#### MATERIAL TO PROCESS ####

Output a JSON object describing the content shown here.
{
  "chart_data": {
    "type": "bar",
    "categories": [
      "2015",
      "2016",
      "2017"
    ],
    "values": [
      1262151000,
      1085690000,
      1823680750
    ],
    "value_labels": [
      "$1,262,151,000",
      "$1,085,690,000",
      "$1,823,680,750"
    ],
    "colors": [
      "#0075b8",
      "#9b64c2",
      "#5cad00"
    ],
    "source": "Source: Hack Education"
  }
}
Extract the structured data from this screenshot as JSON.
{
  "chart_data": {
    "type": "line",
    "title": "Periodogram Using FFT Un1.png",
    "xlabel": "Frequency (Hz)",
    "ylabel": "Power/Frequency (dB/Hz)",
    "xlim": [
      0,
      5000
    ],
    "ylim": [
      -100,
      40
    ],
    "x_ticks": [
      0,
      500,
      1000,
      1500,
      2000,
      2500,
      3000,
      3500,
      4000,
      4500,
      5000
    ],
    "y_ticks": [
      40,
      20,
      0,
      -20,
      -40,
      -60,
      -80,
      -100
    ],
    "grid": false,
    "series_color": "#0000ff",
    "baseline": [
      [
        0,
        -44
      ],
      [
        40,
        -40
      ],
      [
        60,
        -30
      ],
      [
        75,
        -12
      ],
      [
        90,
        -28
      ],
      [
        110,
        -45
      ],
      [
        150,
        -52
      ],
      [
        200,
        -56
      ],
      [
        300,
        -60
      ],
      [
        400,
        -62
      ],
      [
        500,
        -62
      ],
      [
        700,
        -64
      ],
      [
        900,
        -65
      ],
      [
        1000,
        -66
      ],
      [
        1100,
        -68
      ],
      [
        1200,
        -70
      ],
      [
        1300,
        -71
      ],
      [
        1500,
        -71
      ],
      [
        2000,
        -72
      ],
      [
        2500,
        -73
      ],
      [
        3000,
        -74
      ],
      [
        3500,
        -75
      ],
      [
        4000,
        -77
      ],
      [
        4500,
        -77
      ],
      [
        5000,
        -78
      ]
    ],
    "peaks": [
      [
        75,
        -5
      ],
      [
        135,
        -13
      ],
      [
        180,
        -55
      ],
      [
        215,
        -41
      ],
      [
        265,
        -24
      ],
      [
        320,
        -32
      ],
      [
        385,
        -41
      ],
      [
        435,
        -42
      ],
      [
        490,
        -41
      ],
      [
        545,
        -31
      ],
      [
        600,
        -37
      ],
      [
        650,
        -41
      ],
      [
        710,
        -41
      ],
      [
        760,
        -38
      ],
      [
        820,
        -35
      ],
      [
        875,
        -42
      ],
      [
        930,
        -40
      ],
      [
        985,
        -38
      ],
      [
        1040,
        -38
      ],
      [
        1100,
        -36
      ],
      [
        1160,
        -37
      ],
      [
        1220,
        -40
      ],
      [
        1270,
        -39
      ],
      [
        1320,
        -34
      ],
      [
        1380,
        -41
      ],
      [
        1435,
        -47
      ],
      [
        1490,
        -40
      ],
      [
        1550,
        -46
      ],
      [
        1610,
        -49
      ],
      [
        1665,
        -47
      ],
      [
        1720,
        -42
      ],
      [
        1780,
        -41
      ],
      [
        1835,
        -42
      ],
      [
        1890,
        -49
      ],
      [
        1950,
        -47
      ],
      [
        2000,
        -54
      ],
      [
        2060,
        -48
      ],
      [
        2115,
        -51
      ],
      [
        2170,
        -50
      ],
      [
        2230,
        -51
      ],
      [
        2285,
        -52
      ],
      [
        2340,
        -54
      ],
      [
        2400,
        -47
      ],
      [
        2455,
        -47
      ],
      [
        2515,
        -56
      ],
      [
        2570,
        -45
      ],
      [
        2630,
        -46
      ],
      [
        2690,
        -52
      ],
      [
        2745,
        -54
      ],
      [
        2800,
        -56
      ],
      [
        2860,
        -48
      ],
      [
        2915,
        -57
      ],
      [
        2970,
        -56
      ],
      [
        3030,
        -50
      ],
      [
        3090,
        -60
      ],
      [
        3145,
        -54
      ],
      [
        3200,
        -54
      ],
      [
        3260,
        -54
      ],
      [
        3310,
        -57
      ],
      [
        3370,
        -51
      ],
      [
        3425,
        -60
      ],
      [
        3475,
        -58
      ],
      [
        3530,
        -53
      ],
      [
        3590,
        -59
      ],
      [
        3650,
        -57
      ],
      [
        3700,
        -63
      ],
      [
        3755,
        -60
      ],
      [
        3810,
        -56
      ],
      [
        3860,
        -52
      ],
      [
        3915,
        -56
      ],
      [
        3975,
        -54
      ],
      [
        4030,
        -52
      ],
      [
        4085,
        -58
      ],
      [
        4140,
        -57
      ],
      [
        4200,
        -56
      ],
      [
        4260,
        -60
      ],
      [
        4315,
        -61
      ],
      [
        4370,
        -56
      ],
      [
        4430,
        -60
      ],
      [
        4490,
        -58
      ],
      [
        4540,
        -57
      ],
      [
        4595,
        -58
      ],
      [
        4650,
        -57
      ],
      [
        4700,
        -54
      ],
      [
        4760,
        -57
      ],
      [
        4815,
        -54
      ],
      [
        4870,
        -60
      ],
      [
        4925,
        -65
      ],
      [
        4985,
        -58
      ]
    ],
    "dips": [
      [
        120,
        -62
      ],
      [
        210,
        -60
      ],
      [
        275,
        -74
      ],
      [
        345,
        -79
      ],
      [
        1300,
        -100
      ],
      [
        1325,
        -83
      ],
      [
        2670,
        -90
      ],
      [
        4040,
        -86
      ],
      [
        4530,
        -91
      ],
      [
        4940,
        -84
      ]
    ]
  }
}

####

= TASK DIRECTIONS =
All lines above containing the string "JSON" are to be collected.

= CORRECT ANSWER =
Output a JSON object describing the content shown here.
Extract the structured data from this screenshot as JSON.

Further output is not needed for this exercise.